--- Start of RAW RECORDS ---
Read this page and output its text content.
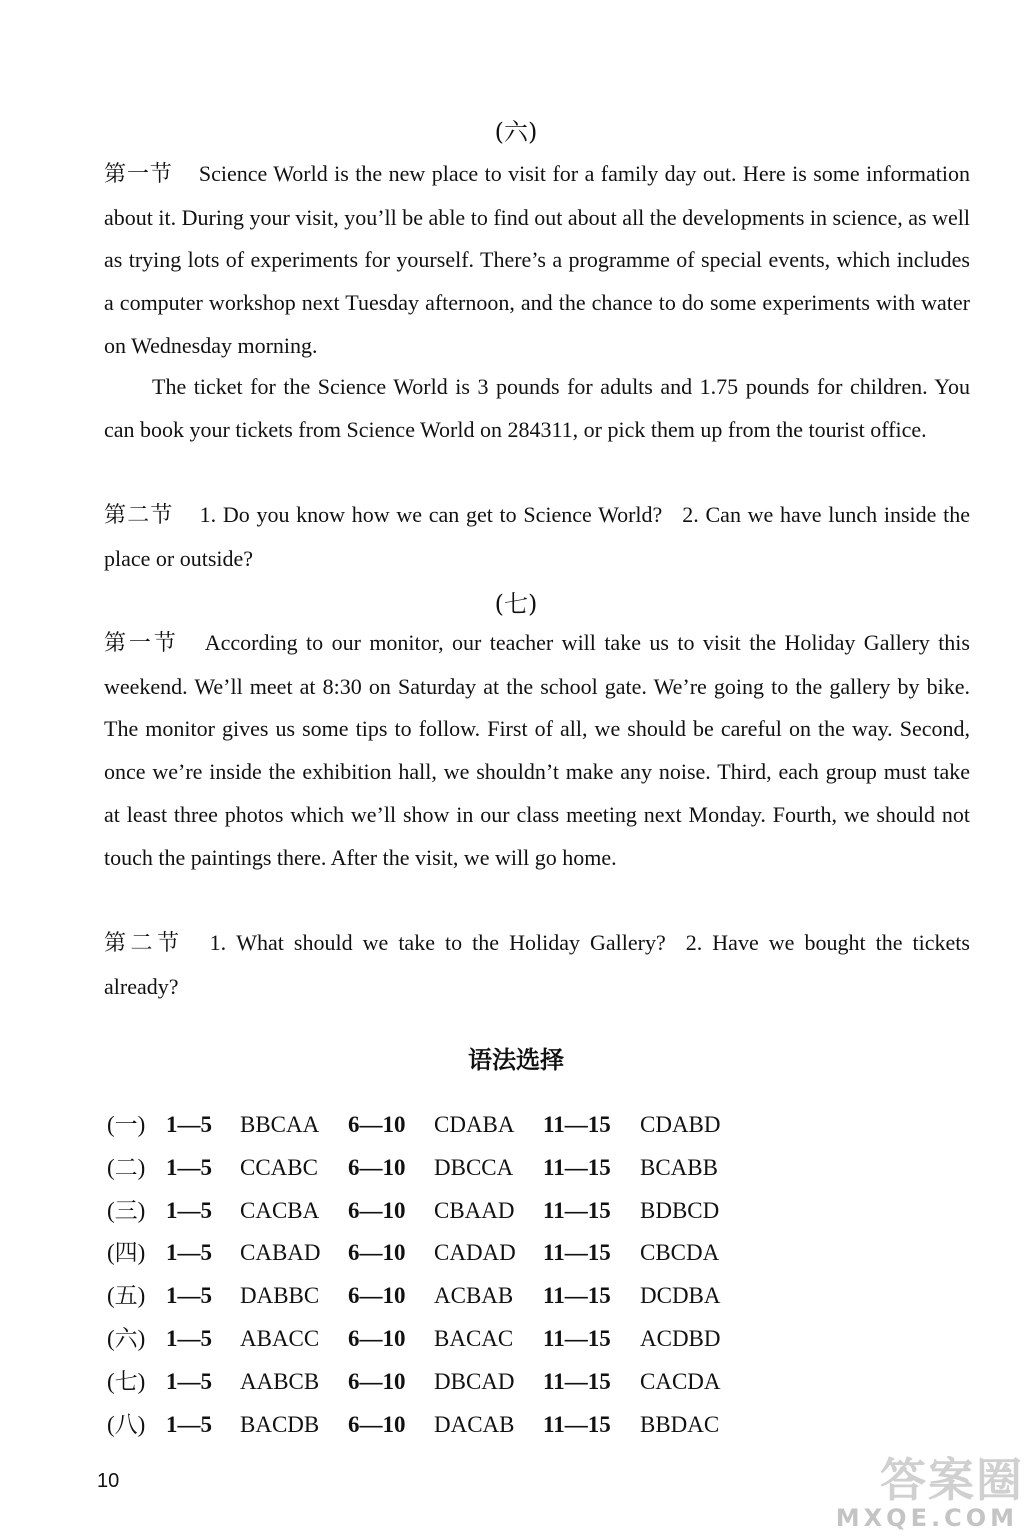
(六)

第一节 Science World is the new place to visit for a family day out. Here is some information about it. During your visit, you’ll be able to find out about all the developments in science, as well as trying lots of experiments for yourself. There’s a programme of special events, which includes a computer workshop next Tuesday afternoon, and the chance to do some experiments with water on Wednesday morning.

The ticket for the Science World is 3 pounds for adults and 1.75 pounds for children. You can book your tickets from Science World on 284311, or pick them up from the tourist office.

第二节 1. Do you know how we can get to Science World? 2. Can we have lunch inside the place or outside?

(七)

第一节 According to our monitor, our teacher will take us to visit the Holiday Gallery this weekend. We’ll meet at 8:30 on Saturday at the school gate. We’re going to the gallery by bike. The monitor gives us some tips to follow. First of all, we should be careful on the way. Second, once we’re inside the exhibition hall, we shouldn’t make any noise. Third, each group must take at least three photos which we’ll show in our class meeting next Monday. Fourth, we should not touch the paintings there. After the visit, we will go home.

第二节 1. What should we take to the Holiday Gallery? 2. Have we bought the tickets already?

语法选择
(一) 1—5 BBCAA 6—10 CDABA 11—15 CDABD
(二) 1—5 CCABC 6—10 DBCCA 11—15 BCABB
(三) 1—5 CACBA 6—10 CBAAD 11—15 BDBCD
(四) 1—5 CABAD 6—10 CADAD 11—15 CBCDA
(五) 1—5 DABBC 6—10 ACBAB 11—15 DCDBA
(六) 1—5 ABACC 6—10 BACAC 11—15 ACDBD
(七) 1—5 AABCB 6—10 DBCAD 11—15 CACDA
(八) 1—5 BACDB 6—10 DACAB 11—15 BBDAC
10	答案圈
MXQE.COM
--- End of RAW RECORDS ---
--- Start of RAW RECORDS ---
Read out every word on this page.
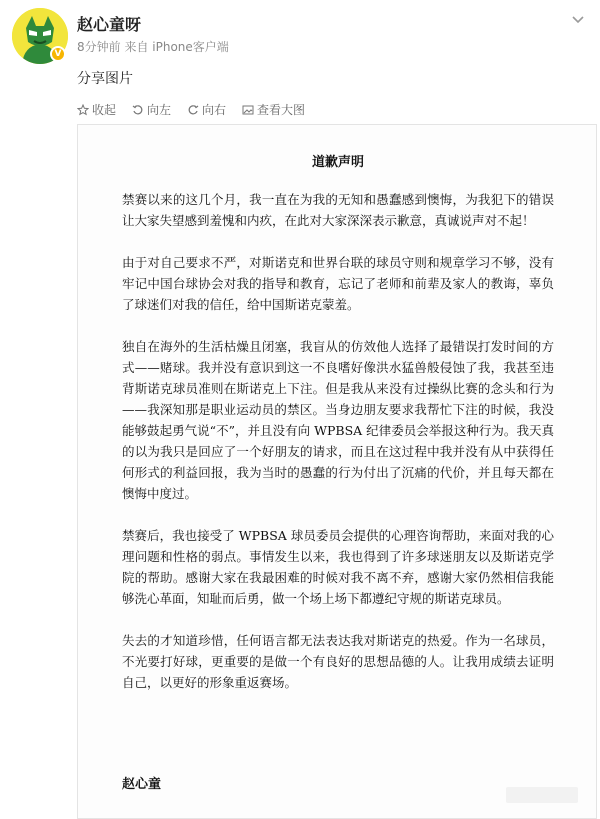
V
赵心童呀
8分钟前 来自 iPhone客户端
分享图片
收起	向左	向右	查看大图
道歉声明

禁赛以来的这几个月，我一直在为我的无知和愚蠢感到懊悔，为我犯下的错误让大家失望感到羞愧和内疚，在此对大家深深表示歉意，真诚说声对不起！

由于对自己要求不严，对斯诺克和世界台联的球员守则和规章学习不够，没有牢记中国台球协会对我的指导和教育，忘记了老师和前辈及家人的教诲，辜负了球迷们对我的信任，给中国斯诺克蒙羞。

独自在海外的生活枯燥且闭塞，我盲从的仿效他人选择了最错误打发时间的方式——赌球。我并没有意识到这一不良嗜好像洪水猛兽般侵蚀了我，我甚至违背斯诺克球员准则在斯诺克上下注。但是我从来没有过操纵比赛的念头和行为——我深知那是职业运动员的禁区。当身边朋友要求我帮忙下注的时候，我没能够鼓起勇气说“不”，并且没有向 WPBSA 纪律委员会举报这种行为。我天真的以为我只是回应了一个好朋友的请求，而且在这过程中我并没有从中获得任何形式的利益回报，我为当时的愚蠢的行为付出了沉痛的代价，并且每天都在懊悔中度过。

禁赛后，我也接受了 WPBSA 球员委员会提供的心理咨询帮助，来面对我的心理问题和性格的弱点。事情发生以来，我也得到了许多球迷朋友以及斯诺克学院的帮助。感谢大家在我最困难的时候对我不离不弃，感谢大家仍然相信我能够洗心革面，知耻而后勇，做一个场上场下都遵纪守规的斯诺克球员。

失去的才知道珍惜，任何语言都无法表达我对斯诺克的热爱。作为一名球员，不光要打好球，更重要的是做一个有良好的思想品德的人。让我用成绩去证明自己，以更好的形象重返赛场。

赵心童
--- End of RAW RECORDS ---
● **TASK PROMPT**
Out of the records, collect only those lines that contain the string "this".

● **COMPLETED EXERCISE**
Read this page and output its text content.
第一节 According to our monitor, our teacher will take us to visit the Holiday Gallery this weekend. We’ll meet at 8:30 on Saturday at the school gate. We’re going to the gallery by bike. The monitor gives us some tips to follow. First of all, we should be careful on the way. Second, once we’re inside the exhibition hall, we shouldn’t make any noise. Third, each group must take at least three photos which we’ll show in our class meeting next Monday. Fourth, we should not touch the paintings there. After the visit, we will go home.
Read out every word on this page.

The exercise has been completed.